## Work required
Return every line of the data below that includes the string "text".

= = = =

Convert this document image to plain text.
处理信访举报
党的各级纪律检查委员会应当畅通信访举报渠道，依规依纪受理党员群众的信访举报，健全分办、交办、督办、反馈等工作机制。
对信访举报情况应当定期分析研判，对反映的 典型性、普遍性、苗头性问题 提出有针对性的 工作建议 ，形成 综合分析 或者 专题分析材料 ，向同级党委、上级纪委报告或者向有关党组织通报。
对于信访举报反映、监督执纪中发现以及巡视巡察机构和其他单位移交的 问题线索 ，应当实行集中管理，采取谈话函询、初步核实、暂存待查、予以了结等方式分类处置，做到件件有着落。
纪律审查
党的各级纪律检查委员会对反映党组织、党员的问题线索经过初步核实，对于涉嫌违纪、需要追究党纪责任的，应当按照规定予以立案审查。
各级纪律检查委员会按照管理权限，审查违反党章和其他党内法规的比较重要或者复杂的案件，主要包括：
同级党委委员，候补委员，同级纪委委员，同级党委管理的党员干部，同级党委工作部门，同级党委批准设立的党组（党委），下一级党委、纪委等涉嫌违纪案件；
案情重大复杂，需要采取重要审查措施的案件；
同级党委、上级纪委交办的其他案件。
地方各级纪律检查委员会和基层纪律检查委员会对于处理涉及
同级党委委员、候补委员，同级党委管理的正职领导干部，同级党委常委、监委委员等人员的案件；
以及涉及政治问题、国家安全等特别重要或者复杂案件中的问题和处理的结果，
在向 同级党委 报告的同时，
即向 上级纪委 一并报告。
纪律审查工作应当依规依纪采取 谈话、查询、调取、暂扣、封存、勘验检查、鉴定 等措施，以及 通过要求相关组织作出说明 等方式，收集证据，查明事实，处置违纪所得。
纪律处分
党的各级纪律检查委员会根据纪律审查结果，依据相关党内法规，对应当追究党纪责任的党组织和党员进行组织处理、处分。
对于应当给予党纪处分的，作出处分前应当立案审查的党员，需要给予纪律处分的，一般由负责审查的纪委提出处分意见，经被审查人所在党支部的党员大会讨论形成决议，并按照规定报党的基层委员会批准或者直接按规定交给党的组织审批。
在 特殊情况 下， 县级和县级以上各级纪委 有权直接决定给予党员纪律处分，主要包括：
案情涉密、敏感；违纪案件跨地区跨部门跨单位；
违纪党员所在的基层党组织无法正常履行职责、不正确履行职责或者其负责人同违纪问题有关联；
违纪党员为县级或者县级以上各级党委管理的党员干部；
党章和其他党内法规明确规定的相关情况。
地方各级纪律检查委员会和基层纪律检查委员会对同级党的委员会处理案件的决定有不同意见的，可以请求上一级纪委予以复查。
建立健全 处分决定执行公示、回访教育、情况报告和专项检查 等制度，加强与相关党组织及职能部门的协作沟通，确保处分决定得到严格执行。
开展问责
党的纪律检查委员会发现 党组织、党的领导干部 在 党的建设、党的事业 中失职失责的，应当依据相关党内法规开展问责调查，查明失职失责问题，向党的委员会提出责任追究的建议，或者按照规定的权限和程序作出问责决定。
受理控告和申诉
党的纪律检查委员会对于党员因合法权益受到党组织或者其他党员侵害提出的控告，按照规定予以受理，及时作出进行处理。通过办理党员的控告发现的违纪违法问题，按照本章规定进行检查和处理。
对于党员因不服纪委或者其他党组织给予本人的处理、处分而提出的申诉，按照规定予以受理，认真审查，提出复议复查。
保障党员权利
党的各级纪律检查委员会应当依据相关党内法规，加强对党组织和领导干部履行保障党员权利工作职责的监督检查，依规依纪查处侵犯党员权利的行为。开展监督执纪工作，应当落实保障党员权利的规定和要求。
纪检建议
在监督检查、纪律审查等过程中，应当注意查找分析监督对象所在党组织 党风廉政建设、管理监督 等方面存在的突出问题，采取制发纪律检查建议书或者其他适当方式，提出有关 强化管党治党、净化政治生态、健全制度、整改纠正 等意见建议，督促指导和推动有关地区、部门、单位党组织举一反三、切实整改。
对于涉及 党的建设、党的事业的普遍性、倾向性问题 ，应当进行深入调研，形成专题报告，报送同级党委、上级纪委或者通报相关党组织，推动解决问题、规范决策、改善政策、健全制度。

= = = =

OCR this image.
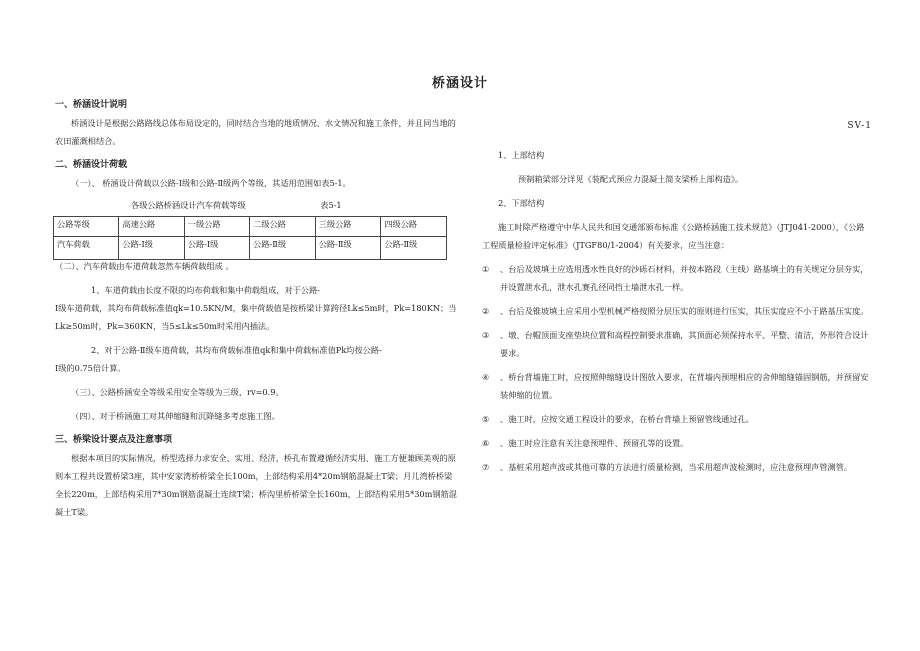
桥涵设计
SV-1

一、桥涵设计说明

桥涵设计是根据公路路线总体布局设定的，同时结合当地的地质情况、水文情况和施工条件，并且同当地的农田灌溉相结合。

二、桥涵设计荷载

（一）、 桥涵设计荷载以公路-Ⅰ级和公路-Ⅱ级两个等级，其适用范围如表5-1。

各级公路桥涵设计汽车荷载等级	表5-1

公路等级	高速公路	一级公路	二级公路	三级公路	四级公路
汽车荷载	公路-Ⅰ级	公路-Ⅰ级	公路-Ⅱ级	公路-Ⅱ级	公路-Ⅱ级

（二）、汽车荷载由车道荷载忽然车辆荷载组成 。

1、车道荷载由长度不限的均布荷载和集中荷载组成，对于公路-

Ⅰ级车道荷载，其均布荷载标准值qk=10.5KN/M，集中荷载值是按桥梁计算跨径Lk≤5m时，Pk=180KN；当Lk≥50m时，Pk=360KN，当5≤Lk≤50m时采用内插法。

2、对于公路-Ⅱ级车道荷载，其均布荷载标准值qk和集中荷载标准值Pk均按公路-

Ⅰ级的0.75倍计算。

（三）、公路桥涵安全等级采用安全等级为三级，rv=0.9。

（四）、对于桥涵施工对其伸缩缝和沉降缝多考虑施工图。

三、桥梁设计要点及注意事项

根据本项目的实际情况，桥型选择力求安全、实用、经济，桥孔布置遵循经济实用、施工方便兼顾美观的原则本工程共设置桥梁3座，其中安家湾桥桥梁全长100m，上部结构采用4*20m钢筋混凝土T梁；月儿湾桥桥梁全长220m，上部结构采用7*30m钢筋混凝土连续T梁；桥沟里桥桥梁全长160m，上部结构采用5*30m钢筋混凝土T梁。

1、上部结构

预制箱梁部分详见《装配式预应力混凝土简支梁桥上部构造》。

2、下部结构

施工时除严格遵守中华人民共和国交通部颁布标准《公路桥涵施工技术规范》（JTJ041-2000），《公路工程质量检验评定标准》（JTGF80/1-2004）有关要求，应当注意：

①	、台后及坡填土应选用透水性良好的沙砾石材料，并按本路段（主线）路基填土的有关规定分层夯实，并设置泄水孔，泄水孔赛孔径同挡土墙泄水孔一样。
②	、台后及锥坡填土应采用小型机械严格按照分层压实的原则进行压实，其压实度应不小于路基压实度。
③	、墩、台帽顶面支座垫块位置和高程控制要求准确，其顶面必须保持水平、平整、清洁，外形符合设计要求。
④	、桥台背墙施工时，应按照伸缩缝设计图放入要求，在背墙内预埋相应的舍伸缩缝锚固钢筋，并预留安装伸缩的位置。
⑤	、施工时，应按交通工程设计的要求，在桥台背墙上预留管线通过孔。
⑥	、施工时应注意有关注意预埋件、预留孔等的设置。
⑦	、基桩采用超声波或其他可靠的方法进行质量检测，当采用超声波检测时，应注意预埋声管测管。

= = = =

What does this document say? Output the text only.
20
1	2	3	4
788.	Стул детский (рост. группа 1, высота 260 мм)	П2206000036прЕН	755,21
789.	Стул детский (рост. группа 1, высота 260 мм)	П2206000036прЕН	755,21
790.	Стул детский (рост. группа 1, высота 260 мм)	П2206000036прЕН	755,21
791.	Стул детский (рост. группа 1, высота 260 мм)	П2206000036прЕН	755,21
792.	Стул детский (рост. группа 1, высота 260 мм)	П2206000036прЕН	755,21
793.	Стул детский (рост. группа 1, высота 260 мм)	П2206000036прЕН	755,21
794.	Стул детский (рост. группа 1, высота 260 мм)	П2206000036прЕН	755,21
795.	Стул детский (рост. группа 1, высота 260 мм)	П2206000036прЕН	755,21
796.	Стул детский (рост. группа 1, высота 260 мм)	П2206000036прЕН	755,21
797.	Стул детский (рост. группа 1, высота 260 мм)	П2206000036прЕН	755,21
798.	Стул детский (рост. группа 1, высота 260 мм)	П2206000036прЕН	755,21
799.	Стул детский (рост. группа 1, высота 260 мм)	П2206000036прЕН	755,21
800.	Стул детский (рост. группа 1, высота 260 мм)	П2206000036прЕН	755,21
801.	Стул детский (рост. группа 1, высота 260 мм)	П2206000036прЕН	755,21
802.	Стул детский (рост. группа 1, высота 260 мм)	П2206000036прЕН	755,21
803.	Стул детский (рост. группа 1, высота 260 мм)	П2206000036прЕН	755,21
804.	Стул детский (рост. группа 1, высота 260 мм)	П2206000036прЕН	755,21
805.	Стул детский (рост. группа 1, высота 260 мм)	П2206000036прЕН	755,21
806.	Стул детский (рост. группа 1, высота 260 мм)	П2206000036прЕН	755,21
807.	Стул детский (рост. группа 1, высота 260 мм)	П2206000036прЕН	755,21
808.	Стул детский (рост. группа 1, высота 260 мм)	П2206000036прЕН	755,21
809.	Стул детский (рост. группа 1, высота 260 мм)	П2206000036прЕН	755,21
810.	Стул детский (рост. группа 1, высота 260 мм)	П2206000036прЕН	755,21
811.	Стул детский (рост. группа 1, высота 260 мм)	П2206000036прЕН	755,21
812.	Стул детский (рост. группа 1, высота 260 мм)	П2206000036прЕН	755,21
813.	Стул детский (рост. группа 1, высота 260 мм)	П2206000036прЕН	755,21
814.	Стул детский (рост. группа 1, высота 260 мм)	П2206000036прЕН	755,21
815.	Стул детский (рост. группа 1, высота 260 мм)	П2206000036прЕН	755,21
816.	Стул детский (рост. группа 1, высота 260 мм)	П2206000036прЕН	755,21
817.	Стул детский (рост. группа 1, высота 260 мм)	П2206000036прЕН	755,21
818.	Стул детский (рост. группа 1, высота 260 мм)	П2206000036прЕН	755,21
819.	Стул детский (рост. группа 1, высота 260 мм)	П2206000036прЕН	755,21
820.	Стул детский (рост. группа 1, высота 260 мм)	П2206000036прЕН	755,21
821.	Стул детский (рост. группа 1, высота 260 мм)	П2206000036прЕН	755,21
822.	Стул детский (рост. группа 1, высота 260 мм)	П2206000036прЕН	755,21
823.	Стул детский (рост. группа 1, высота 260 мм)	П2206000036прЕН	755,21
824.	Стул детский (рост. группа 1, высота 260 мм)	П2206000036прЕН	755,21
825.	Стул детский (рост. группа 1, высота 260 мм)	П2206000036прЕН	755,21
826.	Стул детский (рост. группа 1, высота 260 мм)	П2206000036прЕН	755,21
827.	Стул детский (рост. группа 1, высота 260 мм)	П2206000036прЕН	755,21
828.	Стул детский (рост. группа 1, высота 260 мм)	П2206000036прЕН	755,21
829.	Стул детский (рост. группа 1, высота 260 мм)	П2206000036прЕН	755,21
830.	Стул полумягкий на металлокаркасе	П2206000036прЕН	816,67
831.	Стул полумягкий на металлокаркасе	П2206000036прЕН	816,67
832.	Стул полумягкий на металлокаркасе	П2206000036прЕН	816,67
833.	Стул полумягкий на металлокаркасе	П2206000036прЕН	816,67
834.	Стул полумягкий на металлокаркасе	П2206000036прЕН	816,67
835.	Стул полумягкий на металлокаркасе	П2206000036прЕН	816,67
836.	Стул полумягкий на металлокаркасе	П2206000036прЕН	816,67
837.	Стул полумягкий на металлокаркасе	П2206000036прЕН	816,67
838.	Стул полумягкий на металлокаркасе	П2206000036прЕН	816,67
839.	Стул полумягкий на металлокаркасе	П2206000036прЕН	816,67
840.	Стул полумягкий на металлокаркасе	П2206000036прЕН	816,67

= = = =

## Answer to the exercise
Convert this document image to plain text.
What does this document say? Output the text only.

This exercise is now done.